▶ Stated problem: In the lines below, find how many contain the word "Output" and report that figure alone.

▼

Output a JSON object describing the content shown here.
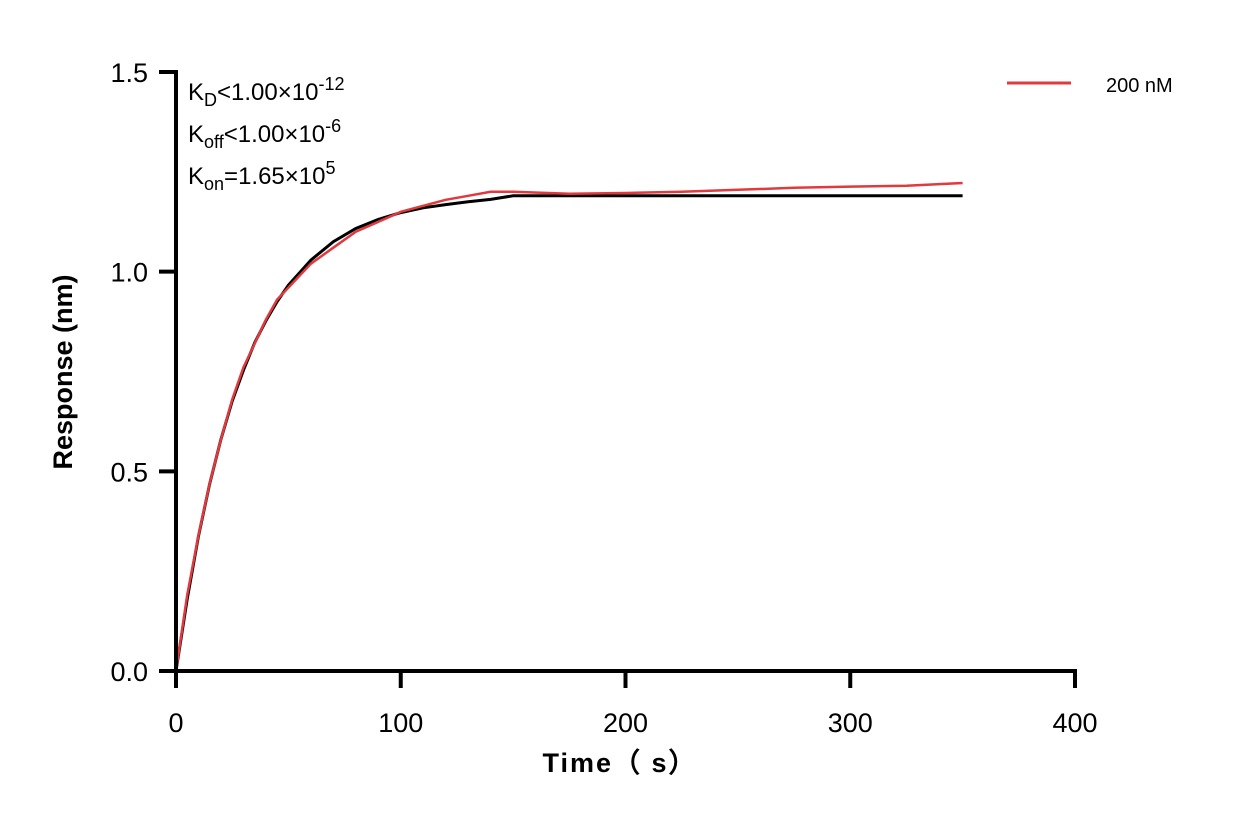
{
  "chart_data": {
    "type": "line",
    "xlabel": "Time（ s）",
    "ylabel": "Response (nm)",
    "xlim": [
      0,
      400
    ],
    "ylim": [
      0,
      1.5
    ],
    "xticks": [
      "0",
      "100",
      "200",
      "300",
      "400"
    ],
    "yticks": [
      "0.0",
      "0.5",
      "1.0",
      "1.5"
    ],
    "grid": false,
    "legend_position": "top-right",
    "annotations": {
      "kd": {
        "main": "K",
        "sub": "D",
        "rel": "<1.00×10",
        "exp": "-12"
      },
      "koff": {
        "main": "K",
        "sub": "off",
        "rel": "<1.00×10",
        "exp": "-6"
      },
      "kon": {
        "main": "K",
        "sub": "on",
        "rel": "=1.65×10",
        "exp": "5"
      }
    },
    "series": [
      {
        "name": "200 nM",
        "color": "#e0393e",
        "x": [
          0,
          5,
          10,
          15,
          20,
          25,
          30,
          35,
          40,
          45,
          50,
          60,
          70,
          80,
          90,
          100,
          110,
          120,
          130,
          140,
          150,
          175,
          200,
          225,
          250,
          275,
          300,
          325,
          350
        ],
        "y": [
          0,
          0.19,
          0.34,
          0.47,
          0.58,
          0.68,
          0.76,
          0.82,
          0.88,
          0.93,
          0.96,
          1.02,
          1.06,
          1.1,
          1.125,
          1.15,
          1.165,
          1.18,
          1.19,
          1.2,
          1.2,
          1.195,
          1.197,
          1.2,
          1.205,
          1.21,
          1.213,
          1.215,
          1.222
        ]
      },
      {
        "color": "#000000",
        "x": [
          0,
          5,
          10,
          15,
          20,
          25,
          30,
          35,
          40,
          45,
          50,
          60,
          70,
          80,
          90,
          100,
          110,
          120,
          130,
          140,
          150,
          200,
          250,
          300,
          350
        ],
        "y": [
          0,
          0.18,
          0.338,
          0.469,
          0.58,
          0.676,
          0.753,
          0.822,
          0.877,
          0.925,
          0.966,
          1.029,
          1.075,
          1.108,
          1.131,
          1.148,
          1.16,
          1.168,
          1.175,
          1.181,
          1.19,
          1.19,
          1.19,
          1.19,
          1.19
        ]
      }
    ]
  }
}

▲
▼

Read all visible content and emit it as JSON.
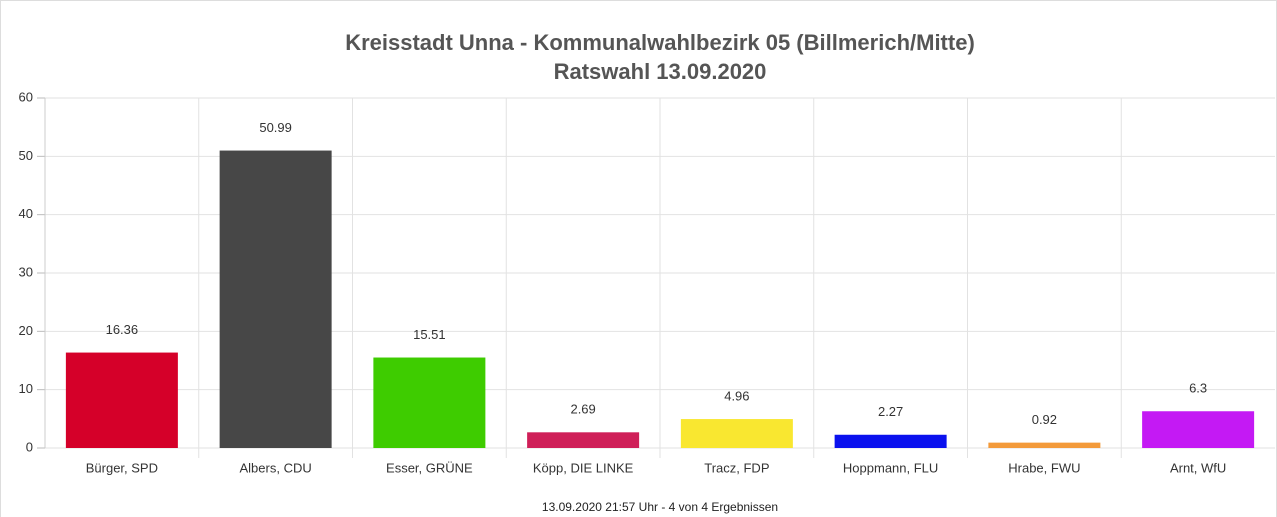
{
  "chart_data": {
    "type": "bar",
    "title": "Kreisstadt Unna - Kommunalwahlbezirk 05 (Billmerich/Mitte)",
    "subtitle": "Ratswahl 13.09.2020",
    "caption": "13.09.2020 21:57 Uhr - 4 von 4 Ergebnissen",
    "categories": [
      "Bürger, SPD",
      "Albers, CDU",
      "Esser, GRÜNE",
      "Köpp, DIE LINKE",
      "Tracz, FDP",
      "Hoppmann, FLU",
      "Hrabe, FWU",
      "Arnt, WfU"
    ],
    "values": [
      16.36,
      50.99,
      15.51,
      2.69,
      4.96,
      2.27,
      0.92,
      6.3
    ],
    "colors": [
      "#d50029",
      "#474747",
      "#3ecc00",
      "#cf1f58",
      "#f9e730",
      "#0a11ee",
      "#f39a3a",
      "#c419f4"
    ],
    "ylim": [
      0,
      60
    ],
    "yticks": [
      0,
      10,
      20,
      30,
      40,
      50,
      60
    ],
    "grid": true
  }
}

▲
▼

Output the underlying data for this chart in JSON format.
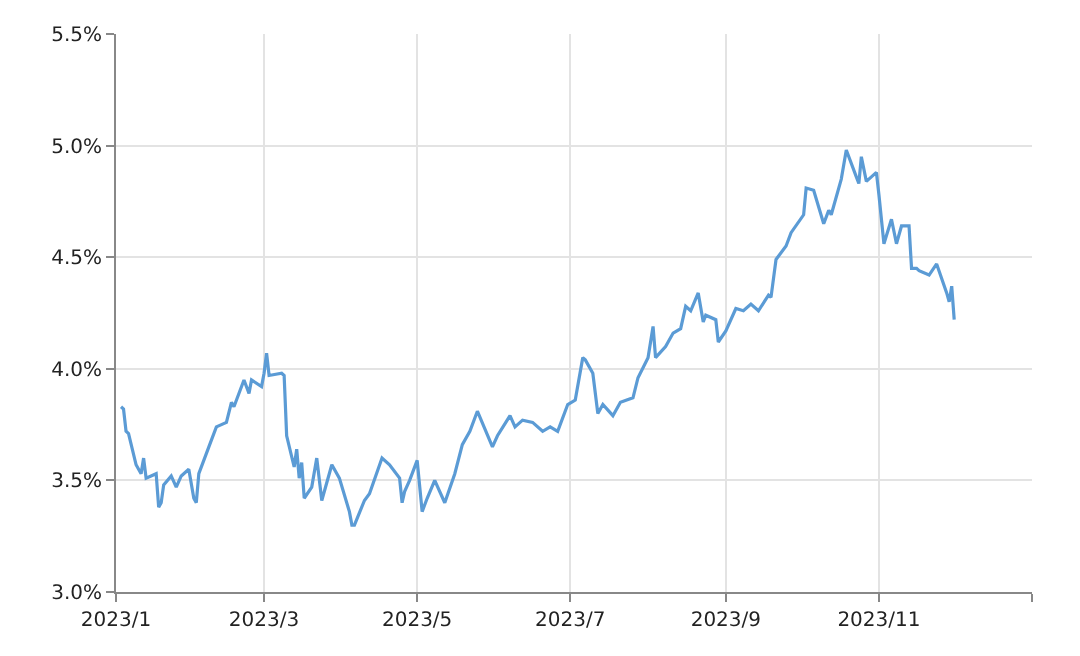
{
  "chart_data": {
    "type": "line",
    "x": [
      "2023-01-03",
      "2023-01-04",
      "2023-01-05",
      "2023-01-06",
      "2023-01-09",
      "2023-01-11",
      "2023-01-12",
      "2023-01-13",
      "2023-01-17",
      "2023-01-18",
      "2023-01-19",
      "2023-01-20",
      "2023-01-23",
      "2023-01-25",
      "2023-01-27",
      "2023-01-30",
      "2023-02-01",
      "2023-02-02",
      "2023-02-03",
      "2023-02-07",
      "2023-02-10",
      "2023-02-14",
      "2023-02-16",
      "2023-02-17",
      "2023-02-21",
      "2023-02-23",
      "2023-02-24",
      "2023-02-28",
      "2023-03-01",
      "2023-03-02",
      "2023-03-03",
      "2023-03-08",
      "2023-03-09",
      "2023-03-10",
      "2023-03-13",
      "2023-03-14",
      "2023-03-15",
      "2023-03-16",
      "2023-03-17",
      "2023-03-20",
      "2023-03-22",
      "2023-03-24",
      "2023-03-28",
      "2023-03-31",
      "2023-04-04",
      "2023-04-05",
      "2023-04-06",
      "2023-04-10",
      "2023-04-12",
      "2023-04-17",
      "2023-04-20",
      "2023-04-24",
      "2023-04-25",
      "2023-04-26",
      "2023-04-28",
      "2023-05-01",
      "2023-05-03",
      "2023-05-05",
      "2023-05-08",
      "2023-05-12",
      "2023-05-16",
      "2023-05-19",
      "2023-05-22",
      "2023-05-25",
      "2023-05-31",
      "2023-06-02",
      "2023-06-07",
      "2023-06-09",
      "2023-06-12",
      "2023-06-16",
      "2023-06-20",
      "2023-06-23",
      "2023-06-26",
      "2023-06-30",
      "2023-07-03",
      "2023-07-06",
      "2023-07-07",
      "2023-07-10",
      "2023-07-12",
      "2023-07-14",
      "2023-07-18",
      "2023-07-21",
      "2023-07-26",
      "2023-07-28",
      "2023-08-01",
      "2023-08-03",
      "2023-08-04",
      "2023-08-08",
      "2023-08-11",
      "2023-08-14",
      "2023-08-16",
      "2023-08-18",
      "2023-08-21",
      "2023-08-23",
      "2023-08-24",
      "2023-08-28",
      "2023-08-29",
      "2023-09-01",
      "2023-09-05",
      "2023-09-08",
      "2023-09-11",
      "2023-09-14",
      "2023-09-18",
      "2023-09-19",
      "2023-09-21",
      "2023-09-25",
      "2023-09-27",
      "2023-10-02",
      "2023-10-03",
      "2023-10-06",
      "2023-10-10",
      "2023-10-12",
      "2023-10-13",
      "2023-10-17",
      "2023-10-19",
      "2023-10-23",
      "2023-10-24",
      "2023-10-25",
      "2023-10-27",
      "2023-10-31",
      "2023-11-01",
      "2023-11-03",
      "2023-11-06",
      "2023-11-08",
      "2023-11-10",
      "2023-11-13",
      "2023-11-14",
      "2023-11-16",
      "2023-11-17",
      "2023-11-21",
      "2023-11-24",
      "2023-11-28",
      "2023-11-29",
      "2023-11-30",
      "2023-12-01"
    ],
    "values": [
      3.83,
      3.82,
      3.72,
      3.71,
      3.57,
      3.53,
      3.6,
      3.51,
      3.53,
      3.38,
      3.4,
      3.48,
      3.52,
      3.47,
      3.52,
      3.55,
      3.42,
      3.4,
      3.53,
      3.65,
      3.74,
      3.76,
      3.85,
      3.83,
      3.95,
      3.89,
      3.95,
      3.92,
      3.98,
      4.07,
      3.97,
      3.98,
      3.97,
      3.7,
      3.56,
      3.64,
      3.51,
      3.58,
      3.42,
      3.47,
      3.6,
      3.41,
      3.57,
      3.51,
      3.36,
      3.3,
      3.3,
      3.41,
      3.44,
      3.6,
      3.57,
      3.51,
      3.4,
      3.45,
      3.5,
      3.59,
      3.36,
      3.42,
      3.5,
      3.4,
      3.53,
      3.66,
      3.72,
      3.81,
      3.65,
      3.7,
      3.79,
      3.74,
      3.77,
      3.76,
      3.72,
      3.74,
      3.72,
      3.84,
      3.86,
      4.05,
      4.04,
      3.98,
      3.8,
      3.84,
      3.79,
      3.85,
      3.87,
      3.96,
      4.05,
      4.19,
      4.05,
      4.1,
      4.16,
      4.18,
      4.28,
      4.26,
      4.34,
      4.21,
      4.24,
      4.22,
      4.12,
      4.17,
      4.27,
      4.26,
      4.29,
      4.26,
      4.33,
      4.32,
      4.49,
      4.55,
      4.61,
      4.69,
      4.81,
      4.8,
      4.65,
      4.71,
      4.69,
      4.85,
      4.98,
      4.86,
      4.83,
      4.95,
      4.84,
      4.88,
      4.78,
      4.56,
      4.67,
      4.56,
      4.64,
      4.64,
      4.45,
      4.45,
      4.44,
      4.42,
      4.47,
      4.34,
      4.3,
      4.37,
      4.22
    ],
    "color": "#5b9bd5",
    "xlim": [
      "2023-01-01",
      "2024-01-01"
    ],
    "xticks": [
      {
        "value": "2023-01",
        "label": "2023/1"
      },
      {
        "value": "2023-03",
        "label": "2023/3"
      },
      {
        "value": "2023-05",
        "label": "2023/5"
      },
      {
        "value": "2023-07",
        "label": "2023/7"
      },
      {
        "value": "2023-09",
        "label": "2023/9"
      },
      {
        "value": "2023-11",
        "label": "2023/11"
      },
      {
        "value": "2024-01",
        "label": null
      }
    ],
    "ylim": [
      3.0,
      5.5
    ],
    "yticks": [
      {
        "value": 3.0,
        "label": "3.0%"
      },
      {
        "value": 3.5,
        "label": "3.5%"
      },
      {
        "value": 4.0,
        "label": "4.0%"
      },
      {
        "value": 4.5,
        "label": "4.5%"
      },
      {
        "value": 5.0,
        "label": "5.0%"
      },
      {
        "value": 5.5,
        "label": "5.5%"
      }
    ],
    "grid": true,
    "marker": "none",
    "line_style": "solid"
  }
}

▲

▶ Solution for this task: 2